> **What the task requires**: Omit every image, and transcribe the remaining entries exactly as given.
--- START OF Provided records ---
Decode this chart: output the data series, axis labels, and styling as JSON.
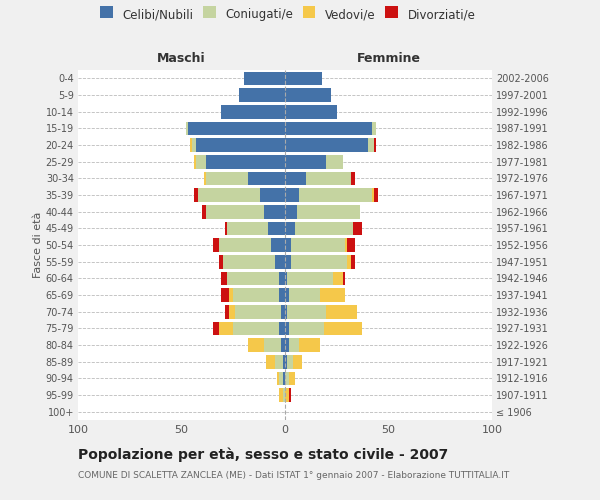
{
  "age_groups": [
    "100+",
    "95-99",
    "90-94",
    "85-89",
    "80-84",
    "75-79",
    "70-74",
    "65-69",
    "60-64",
    "55-59",
    "50-54",
    "45-49",
    "40-44",
    "35-39",
    "30-34",
    "25-29",
    "20-24",
    "15-19",
    "10-14",
    "5-9",
    "0-4"
  ],
  "birth_years": [
    "≤ 1906",
    "1907-1911",
    "1912-1916",
    "1917-1921",
    "1922-1926",
    "1927-1931",
    "1932-1936",
    "1937-1941",
    "1942-1946",
    "1947-1951",
    "1952-1956",
    "1957-1961",
    "1962-1966",
    "1967-1971",
    "1972-1976",
    "1977-1981",
    "1982-1986",
    "1987-1991",
    "1992-1996",
    "1997-2001",
    "2002-2006"
  ],
  "male_celibe": [
    0,
    0,
    1,
    1,
    2,
    3,
    2,
    3,
    3,
    5,
    7,
    8,
    10,
    12,
    18,
    38,
    43,
    47,
    31,
    22,
    20
  ],
  "male_coniugato": [
    0,
    1,
    2,
    4,
    8,
    22,
    22,
    22,
    25,
    25,
    25,
    20,
    28,
    30,
    20,
    5,
    2,
    1,
    0,
    0,
    0
  ],
  "male_vedovo": [
    0,
    2,
    1,
    4,
    8,
    7,
    3,
    2,
    0,
    0,
    0,
    0,
    0,
    0,
    1,
    1,
    1,
    0,
    0,
    0,
    0
  ],
  "male_divorziato": [
    0,
    0,
    0,
    0,
    0,
    3,
    2,
    4,
    3,
    2,
    3,
    1,
    2,
    2,
    0,
    0,
    0,
    0,
    0,
    0,
    0
  ],
  "female_celibe": [
    0,
    0,
    0,
    1,
    2,
    2,
    1,
    2,
    1,
    3,
    3,
    5,
    6,
    7,
    10,
    20,
    40,
    42,
    25,
    22,
    18
  ],
  "female_coniugato": [
    0,
    0,
    2,
    3,
    5,
    17,
    19,
    15,
    22,
    27,
    26,
    28,
    30,
    35,
    22,
    8,
    3,
    2,
    0,
    0,
    0
  ],
  "female_vedovo": [
    0,
    2,
    3,
    4,
    10,
    18,
    15,
    12,
    5,
    2,
    1,
    0,
    0,
    1,
    0,
    0,
    0,
    0,
    0,
    0,
    0
  ],
  "female_divorziato": [
    0,
    1,
    0,
    0,
    0,
    0,
    0,
    0,
    1,
    2,
    4,
    4,
    0,
    2,
    2,
    0,
    1,
    0,
    0,
    0,
    0
  ],
  "colors": {
    "celibe": "#4472a8",
    "coniugato": "#c5d4a0",
    "vedovo": "#f5c84a",
    "divorziato": "#cc1111"
  },
  "title": "Popolazione per età, sesso e stato civile - 2007",
  "subtitle": "COMUNE DI SCALETTA ZANCLEA (ME) - Dati ISTAT 1° gennaio 2007 - Elaborazione TUTTITALIA.IT",
  "xlabel_left": "Maschi",
  "xlabel_right": "Femmine",
  "ylabel_left": "Fasce di età",
  "xlim": 100,
  "bg_color": "#f0f0f0",
  "plot_bg": "#ffffff",
  "legend_labels": [
    "Celibi/Nubili",
    "Coniugati/e",
    "Vedovi/e",
    "Divorziati/e"
  ]
}
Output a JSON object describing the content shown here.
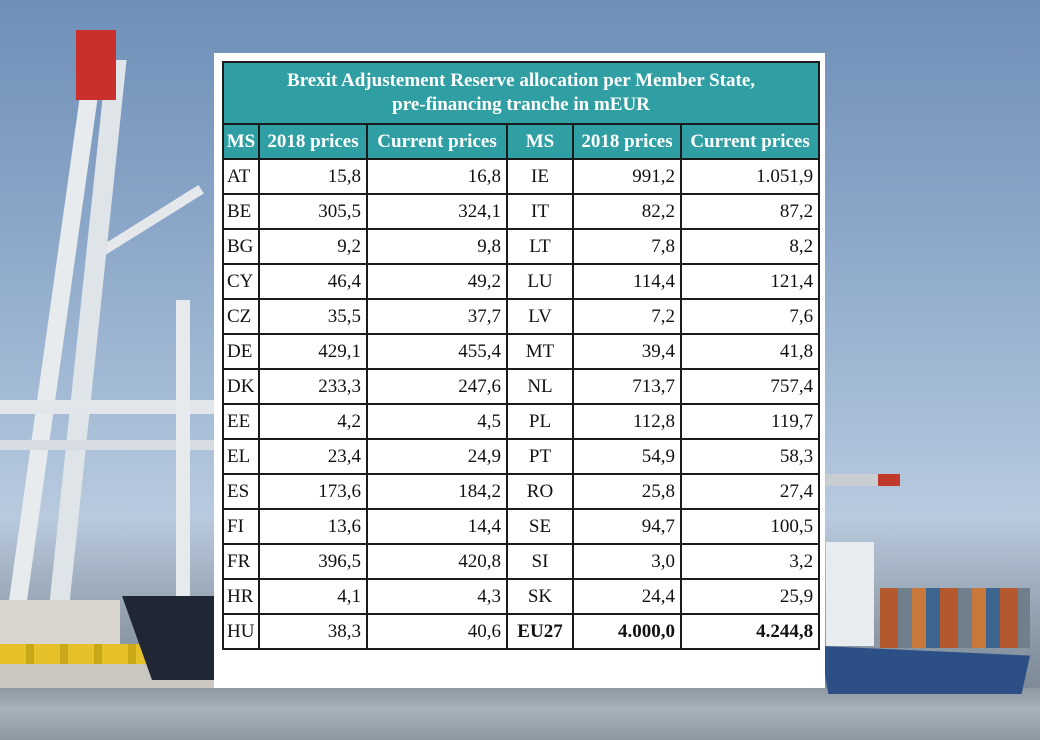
{
  "chart_data": {
    "type": "table",
    "title_line1": "Brexit Adjustement Reserve allocation per Member State,",
    "title_line2": "pre-financing tranche in mEUR",
    "columns": [
      "MS",
      "2018 prices",
      "Current prices",
      "MS",
      "2018 prices",
      "Current prices"
    ],
    "left_rows": [
      {
        "ms": "AT",
        "p2018": "15,8",
        "current": "16,8"
      },
      {
        "ms": "BE",
        "p2018": "305,5",
        "current": "324,1"
      },
      {
        "ms": "BG",
        "p2018": "9,2",
        "current": "9,8"
      },
      {
        "ms": "CY",
        "p2018": "46,4",
        "current": "49,2"
      },
      {
        "ms": "CZ",
        "p2018": "35,5",
        "current": "37,7"
      },
      {
        "ms": "DE",
        "p2018": "429,1",
        "current": "455,4"
      },
      {
        "ms": "DK",
        "p2018": "233,3",
        "current": "247,6"
      },
      {
        "ms": "EE",
        "p2018": "4,2",
        "current": "4,5"
      },
      {
        "ms": "EL",
        "p2018": "23,4",
        "current": "24,9"
      },
      {
        "ms": "ES",
        "p2018": "173,6",
        "current": "184,2"
      },
      {
        "ms": "FI",
        "p2018": "13,6",
        "current": "14,4"
      },
      {
        "ms": "FR",
        "p2018": "396,5",
        "current": "420,8"
      },
      {
        "ms": "HR",
        "p2018": "4,1",
        "current": "4,3"
      },
      {
        "ms": "HU",
        "p2018": "38,3",
        "current": "40,6"
      }
    ],
    "right_rows": [
      {
        "ms": "IE",
        "p2018": "991,2",
        "current": "1.051,9"
      },
      {
        "ms": "IT",
        "p2018": "82,2",
        "current": "87,2"
      },
      {
        "ms": "LT",
        "p2018": "7,8",
        "current": "8,2"
      },
      {
        "ms": "LU",
        "p2018": "114,4",
        "current": "121,4"
      },
      {
        "ms": "LV",
        "p2018": "7,2",
        "current": "7,6"
      },
      {
        "ms": "MT",
        "p2018": "39,4",
        "current": "41,8"
      },
      {
        "ms": "NL",
        "p2018": "713,7",
        "current": "757,4"
      },
      {
        "ms": "PL",
        "p2018": "112,8",
        "current": "119,7"
      },
      {
        "ms": "PT",
        "p2018": "54,9",
        "current": "58,3"
      },
      {
        "ms": "RO",
        "p2018": "25,8",
        "current": "27,4"
      },
      {
        "ms": "SE",
        "p2018": "94,7",
        "current": "100,5"
      },
      {
        "ms": "SI",
        "p2018": "3,0",
        "current": "3,2"
      },
      {
        "ms": "SK",
        "p2018": "24,4",
        "current": "25,9"
      },
      {
        "ms": "EU27",
        "p2018": "4.000,0",
        "current": "4.244,8"
      }
    ],
    "bold_last_right_row": true
  },
  "colors": {
    "header_bg": "#2f9fa3",
    "header_text": "#ffffff",
    "border": "#1b1b1b",
    "panel_bg": "#ffffff"
  }
}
--- END OF Provided records ---
> **Complete output**:
Decode this chart: output the data series, axis labels, and styling as JSON.
{
  "age_groups": [
    "100+",
    "95-99",
    "90-94",
    "85-89",
    "80-84",
    "75-79",
    "70-74",
    "65-69",
    "60-64",
    "55-59",
    "50-54",
    "45-49",
    "40-44",
    "35-39",
    "30-34",
    "25-29",
    "20-24",
    "15-19",
    "10-14",
    "5-9",
    "0-4"
  ],
  "birth_years": [
    "≤ 1906",
    "1907-1911",
    "1912-1916",
    "1917-1921",
    "1922-1926",
    "1927-1931",
    "1932-1936",
    "1937-1941",
    "1942-1946",
    "1947-1951",
    "1952-1956",
    "1957-1961",
    "1962-1966",
    "1967-1971",
    "1972-1976",
    "1977-1981",
    "1982-1986",
    "1987-1991",
    "1992-1996",
    "1997-2001",
    "2002-2006"
  ],
  "male_celibe": [
    0,
    0,
    1,
    1,
    2,
    3,
    2,
    3,
    3,
    5,
    7,
    8,
    10,
    12,
    18,
    38,
    43,
    47,
    31,
    22,
    20
  ],
  "male_coniugato": [
    0,
    1,
    2,
    4,
    8,
    22,
    22,
    22,
    25,
    25,
    25,
    20,
    28,
    30,
    20,
    5,
    2,
    1,
    0,
    0,
    0
  ],
  "male_vedovo": [
    0,
    2,
    1,
    4,
    8,
    7,
    3,
    2,
    0,
    0,
    0,
    0,
    0,
    0,
    1,
    1,
    1,
    0,
    0,
    0,
    0
  ],
  "male_divorziato": [
    0,
    0,
    0,
    0,
    0,
    3,
    2,
    4,
    3,
    2,
    3,
    1,
    2,
    2,
    0,
    0,
    0,
    0,
    0,
    0,
    0
  ],
  "female_celibe": [
    0,
    0,
    0,
    1,
    2,
    2,
    1,
    2,
    1,
    3,
    3,
    5,
    6,
    7,
    10,
    20,
    40,
    42,
    25,
    22,
    18
  ],
  "female_coniugato": [
    0,
    0,
    2,
    3,
    5,
    17,
    19,
    15,
    22,
    27,
    26,
    28,
    30,
    35,
    22,
    8,
    3,
    2,
    0,
    0,
    0
  ],
  "female_vedovo": [
    0,
    2,
    3,
    4,
    10,
    18,
    15,
    12,
    5,
    2,
    1,
    0,
    0,
    1,
    0,
    0,
    0,
    0,
    0,
    0,
    0
  ],
  "female_divorziato": [
    0,
    1,
    0,
    0,
    0,
    0,
    0,
    0,
    1,
    2,
    4,
    4,
    0,
    2,
    2,
    0,
    1,
    0,
    0,
    0,
    0
  ],
  "colors": {
    "celibe": "#4472a8",
    "coniugato": "#c5d4a0",
    "vedovo": "#f5c84a",
    "divorziato": "#cc1111"
  },
  "title": "Popolazione per età, sesso e stato civile - 2007",
  "subtitle": "COMUNE DI SCALETTA ZANCLEA (ME) - Dati ISTAT 1° gennaio 2007 - Elaborazione TUTTITALIA.IT",
  "xlabel_left": "Maschi",
  "xlabel_right": "Femmine",
  "ylabel_left": "Fasce di età",
  "xlim": 100,
  "bg_color": "#f0f0f0",
  "plot_bg": "#ffffff",
  "legend_labels": [
    "Celibi/Nubili",
    "Coniugati/e",
    "Vedovi/e",
    "Divorziati/e"
  ]
}
Output a JSON object describing the content shown here.
{
  "chart_data": {
    "type": "table",
    "title_line1": "Brexit Adjustement Reserve allocation per Member State,",
    "title_line2": "pre-financing tranche in mEUR",
    "columns": [
      "MS",
      "2018 prices",
      "Current prices",
      "MS",
      "2018 prices",
      "Current prices"
    ],
    "left_rows": [
      {
        "ms": "AT",
        "p2018": "15,8",
        "current": "16,8"
      },
      {
        "ms": "BE",
        "p2018": "305,5",
        "current": "324,1"
      },
      {
        "ms": "BG",
        "p2018": "9,2",
        "current": "9,8"
      },
      {
        "ms": "CY",
        "p2018": "46,4",
        "current": "49,2"
      },
      {
        "ms": "CZ",
        "p2018": "35,5",
        "current": "37,7"
      },
      {
        "ms": "DE",
        "p2018": "429,1",
        "current": "455,4"
      },
      {
        "ms": "DK",
        "p2018": "233,3",
        "current": "247,6"
      },
      {
        "ms": "EE",
        "p2018": "4,2",
        "current": "4,5"
      },
      {
        "ms": "EL",
        "p2018": "23,4",
        "current": "24,9"
      },
      {
        "ms": "ES",
        "p2018": "173,6",
        "current": "184,2"
      },
      {
        "ms": "FI",
        "p2018": "13,6",
        "current": "14,4"
      },
      {
        "ms": "FR",
        "p2018": "396,5",
        "current": "420,8"
      },
      {
        "ms": "HR",
        "p2018": "4,1",
        "current": "4,3"
      },
      {
        "ms": "HU",
        "p2018": "38,3",
        "current": "40,6"
      }
    ],
    "right_rows": [
      {
        "ms": "IE",
        "p2018": "991,2",
        "current": "1.051,9"
      },
      {
        "ms": "IT",
        "p2018": "82,2",
        "current": "87,2"
      },
      {
        "ms": "LT",
        "p2018": "7,8",
        "current": "8,2"
      },
      {
        "ms": "LU",
        "p2018": "114,4",
        "current": "121,4"
      },
      {
        "ms": "LV",
        "p2018": "7,2",
        "current": "7,6"
      },
      {
        "ms": "MT",
        "p2018": "39,4",
        "current": "41,8"
      },
      {
        "ms": "NL",
        "p2018": "713,7",
        "current": "757,4"
      },
      {
        "ms": "PL",
        "p2018": "112,8",
        "current": "119,7"
      },
      {
        "ms": "PT",
        "p2018": "54,9",
        "current": "58,3"
      },
      {
        "ms": "RO",
        "p2018": "25,8",
        "current": "27,4"
      },
      {
        "ms": "SE",
        "p2018": "94,7",
        "current": "100,5"
      },
      {
        "ms": "SI",
        "p2018": "3,0",
        "current": "3,2"
      },
      {
        "ms": "SK",
        "p2018": "24,4",
        "current": "25,9"
      },
      {
        "ms": "EU27",
        "p2018": "4.000,0",
        "current": "4.244,8"
      }
    ],
    "bold_last_right_row": true
  },
  "colors": {
    "header_bg": "#2f9fa3",
    "header_text": "#ffffff",
    "border": "#1b1b1b",
    "panel_bg": "#ffffff"
  }
}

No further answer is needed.